• Information given
++++

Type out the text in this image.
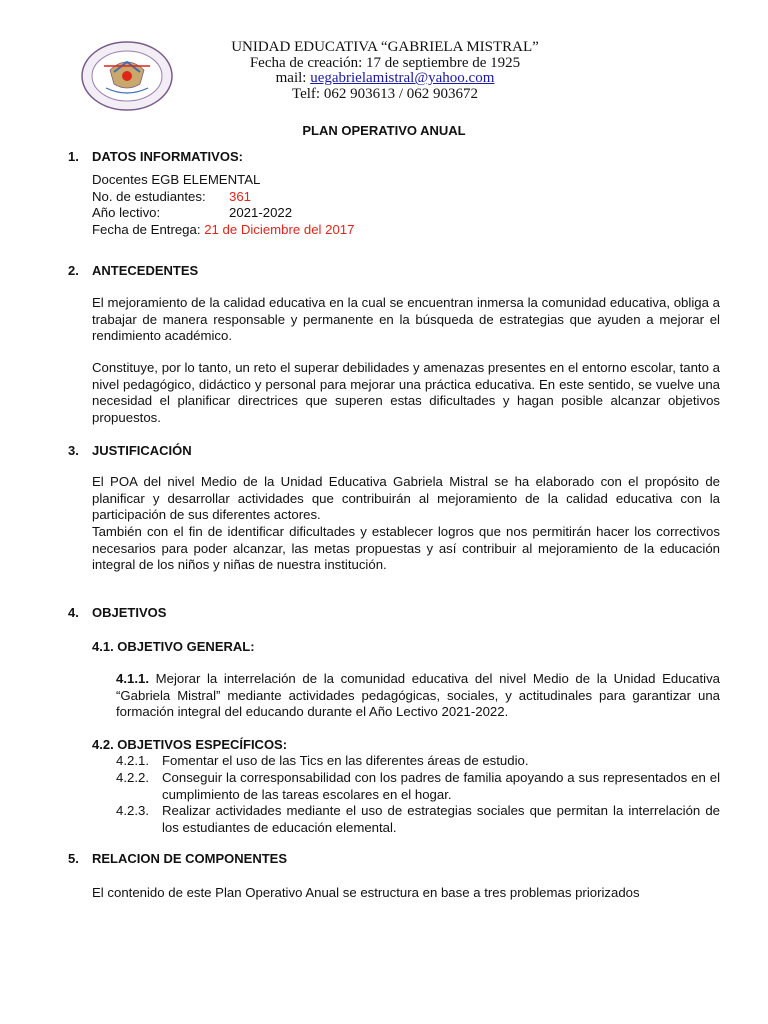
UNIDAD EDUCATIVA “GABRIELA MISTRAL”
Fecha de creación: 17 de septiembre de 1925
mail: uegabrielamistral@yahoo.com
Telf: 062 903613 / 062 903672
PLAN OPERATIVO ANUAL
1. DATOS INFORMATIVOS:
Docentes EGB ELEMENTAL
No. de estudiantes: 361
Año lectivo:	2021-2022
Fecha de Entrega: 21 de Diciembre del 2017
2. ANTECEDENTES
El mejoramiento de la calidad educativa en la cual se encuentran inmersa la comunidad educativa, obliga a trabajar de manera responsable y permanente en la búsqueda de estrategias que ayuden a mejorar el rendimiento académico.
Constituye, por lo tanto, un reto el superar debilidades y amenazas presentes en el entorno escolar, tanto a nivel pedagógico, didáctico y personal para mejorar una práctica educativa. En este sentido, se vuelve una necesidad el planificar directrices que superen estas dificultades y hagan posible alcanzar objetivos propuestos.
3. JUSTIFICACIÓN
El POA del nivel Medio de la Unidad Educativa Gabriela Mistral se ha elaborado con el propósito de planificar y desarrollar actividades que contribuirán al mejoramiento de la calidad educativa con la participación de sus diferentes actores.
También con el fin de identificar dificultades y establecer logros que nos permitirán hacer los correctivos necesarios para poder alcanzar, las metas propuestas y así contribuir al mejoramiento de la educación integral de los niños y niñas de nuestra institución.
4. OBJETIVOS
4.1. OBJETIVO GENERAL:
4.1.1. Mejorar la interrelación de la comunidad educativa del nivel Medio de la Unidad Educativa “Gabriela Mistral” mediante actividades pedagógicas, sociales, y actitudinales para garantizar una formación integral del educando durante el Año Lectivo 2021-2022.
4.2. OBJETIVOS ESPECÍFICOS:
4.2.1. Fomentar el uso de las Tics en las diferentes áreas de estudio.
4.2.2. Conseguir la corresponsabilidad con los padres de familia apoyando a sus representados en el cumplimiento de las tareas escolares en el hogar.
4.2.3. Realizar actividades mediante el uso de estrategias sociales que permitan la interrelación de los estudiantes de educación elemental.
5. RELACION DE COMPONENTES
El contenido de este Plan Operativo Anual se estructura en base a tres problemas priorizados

++++

• Exercise
Your job is to transcribe the entries above exactly; skip the pictures.

• Exercise response
Type out the text in this image.
UNIDAD EDUCATIVA “GABRIELA MISTRAL”
Fecha de creación: 17 de septiembre de 1925
mail: uegabrielamistral@yahoo.com
Telf: 062 903613 / 062 903672
PLAN OPERATIVO ANUAL
1. DATOS INFORMATIVOS:
Docentes EGB ELEMENTAL
No. de estudiantes: 361
Año lectivo:	2021-2022
Fecha de Entrega: 21 de Diciembre del 2017
2. ANTECEDENTES
El mejoramiento de la calidad educativa en la cual se encuentran inmersa la comunidad educativa, obliga a trabajar de manera responsable y permanente en la búsqueda de estrategias que ayuden a mejorar el rendimiento académico.
Constituye, por lo tanto, un reto el superar debilidades y amenazas presentes en el entorno escolar, tanto a nivel pedagógico, didáctico y personal para mejorar una práctica educativa. En este sentido, se vuelve una necesidad el planificar directrices que superen estas dificultades y hagan posible alcanzar objetivos propuestos.
3. JUSTIFICACIÓN
El POA del nivel Medio de la Unidad Educativa Gabriela Mistral se ha elaborado con el propósito de planificar y desarrollar actividades que contribuirán al mejoramiento de la calidad educativa con la participación de sus diferentes actores.
También con el fin de identificar dificultades y establecer logros que nos permitirán hacer los correctivos necesarios para poder alcanzar, las metas propuestas y así contribuir al mejoramiento de la educación integral de los niños y niñas de nuestra institución.
4. OBJETIVOS
4.1. OBJETIVO GENERAL:
4.1.1. Mejorar la interrelación de la comunidad educativa del nivel Medio de la Unidad Educativa “Gabriela Mistral” mediante actividades pedagógicas, sociales, y actitudinales para garantizar una formación integral del educando durante el Año Lectivo 2021-2022.
4.2. OBJETIVOS ESPECÍFICOS:
4.2.1. Fomentar el uso de las Tics en las diferentes áreas de estudio.
4.2.2. Conseguir la corresponsabilidad con los padres de familia apoyando a sus representados en el cumplimiento de las tareas escolares en el hogar.
4.2.3. Realizar actividades mediante el uso de estrategias sociales que permitan la interrelación de los estudiantes de educación elemental.
5. RELACION DE COMPONENTES
El contenido de este Plan Operativo Anual se estructura en base a tres problemas priorizados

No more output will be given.